*Recorded data*:
# # #

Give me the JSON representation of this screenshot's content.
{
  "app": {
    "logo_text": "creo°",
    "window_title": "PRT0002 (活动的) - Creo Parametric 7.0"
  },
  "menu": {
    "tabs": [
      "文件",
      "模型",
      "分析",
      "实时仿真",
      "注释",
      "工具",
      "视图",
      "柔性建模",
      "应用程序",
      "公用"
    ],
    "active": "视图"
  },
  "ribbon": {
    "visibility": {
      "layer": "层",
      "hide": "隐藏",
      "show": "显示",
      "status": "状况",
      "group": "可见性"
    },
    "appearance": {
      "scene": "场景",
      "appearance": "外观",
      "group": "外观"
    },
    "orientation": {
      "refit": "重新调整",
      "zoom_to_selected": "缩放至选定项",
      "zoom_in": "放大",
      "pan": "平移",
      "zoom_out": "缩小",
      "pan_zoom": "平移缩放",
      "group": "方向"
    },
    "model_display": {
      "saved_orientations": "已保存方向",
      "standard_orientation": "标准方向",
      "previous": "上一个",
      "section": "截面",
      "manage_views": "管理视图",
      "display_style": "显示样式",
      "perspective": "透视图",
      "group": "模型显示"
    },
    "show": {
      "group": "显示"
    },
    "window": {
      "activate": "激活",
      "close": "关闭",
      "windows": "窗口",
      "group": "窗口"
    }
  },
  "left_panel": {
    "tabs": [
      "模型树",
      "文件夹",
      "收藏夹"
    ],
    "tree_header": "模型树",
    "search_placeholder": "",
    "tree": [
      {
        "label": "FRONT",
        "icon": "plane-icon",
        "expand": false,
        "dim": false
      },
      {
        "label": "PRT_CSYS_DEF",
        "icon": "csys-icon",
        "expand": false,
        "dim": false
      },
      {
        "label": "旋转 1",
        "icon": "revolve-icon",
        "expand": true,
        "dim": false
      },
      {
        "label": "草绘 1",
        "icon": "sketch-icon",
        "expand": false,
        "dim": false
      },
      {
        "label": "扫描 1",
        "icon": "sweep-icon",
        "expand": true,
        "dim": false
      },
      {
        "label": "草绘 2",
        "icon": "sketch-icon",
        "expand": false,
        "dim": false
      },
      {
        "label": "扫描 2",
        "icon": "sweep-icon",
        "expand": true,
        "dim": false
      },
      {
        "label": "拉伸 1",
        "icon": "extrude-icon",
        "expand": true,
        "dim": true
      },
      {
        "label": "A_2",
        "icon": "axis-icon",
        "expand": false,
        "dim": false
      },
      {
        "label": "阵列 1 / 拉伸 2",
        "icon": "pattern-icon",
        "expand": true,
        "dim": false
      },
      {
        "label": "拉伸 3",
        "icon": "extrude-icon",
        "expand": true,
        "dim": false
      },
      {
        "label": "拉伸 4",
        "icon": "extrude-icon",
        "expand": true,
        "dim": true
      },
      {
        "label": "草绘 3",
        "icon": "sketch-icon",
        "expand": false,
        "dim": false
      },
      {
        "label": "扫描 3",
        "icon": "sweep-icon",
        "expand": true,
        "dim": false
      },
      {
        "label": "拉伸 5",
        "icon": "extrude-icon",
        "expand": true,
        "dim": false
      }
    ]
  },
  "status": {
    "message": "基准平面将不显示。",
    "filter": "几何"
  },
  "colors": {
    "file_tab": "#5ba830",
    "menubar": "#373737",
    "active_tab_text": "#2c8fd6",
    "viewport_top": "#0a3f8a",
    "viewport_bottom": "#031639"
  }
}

# # #

Your task is to reproduce the whole listing exactly.

Give me the JSON representation of this screenshot's content.
{
  "app": {
    "logo_text": "creo°",
    "window_title": "PRT0002 (活动的) - Creo Parametric 7.0"
  },
  "menu": {
    "tabs": [
      "文件",
      "模型",
      "分析",
      "实时仿真",
      "注释",
      "工具",
      "视图",
      "柔性建模",
      "应用程序",
      "公用"
    ],
    "active": "视图"
  },
  "ribbon": {
    "visibility": {
      "layer": "层",
      "hide": "隐藏",
      "show": "显示",
      "status": "状况",
      "group": "可见性"
    },
    "appearance": {
      "scene": "场景",
      "appearance": "外观",
      "group": "外观"
    },
    "orientation": {
      "refit": "重新调整",
      "zoom_to_selected": "缩放至选定项",
      "zoom_in": "放大",
      "pan": "平移",
      "zoom_out": "缩小",
      "pan_zoom": "平移缩放",
      "group": "方向"
    },
    "model_display": {
      "saved_orientations": "已保存方向",
      "standard_orientation": "标准方向",
      "previous": "上一个",
      "section": "截面",
      "manage_views": "管理视图",
      "display_style": "显示样式",
      "perspective": "透视图",
      "group": "模型显示"
    },
    "show": {
      "group": "显示"
    },
    "window": {
      "activate": "激活",
      "close": "关闭",
      "windows": "窗口",
      "group": "窗口"
    }
  },
  "left_panel": {
    "tabs": [
      "模型树",
      "文件夹",
      "收藏夹"
    ],
    "tree_header": "模型树",
    "search_placeholder": "",
    "tree": [
      {
        "label": "FRONT",
        "icon": "plane-icon",
        "expand": false,
        "dim": false
      },
      {
        "label": "PRT_CSYS_DEF",
        "icon": "csys-icon",
        "expand": false,
        "dim": false
      },
      {
        "label": "旋转 1",
        "icon": "revolve-icon",
        "expand": true,
        "dim": false
      },
      {
        "label": "草绘 1",
        "icon": "sketch-icon",
        "expand": false,
        "dim": false
      },
      {
        "label": "扫描 1",
        "icon": "sweep-icon",
        "expand": true,
        "dim": false
      },
      {
        "label": "草绘 2",
        "icon": "sketch-icon",
        "expand": false,
        "dim": false
      },
      {
        "label": "扫描 2",
        "icon": "sweep-icon",
        "expand": true,
        "dim": false
      },
      {
        "label": "拉伸 1",
        "icon": "extrude-icon",
        "expand": true,
        "dim": true
      },
      {
        "label": "A_2",
        "icon": "axis-icon",
        "expand": false,
        "dim": false
      },
      {
        "label": "阵列 1 / 拉伸 2",
        "icon": "pattern-icon",
        "expand": true,
        "dim": false
      },
      {
        "label": "拉伸 3",
        "icon": "extrude-icon",
        "expand": true,
        "dim": false
      },
      {
        "label": "拉伸 4",
        "icon": "extrude-icon",
        "expand": true,
        "dim": true
      },
      {
        "label": "草绘 3",
        "icon": "sketch-icon",
        "expand": false,
        "dim": false
      },
      {
        "label": "扫描 3",
        "icon": "sweep-icon",
        "expand": true,
        "dim": false
      },
      {
        "label": "拉伸 5",
        "icon": "extrude-icon",
        "expand": true,
        "dim": false
      }
    ]
  },
  "status": {
    "message": "基准平面将不显示。",
    "filter": "几何"
  },
  "colors": {
    "file_tab": "#5ba830",
    "menubar": "#373737",
    "active_tab_text": "#2c8fd6",
    "viewport_top": "#0a3f8a",
    "viewport_bottom": "#031639"
  }
}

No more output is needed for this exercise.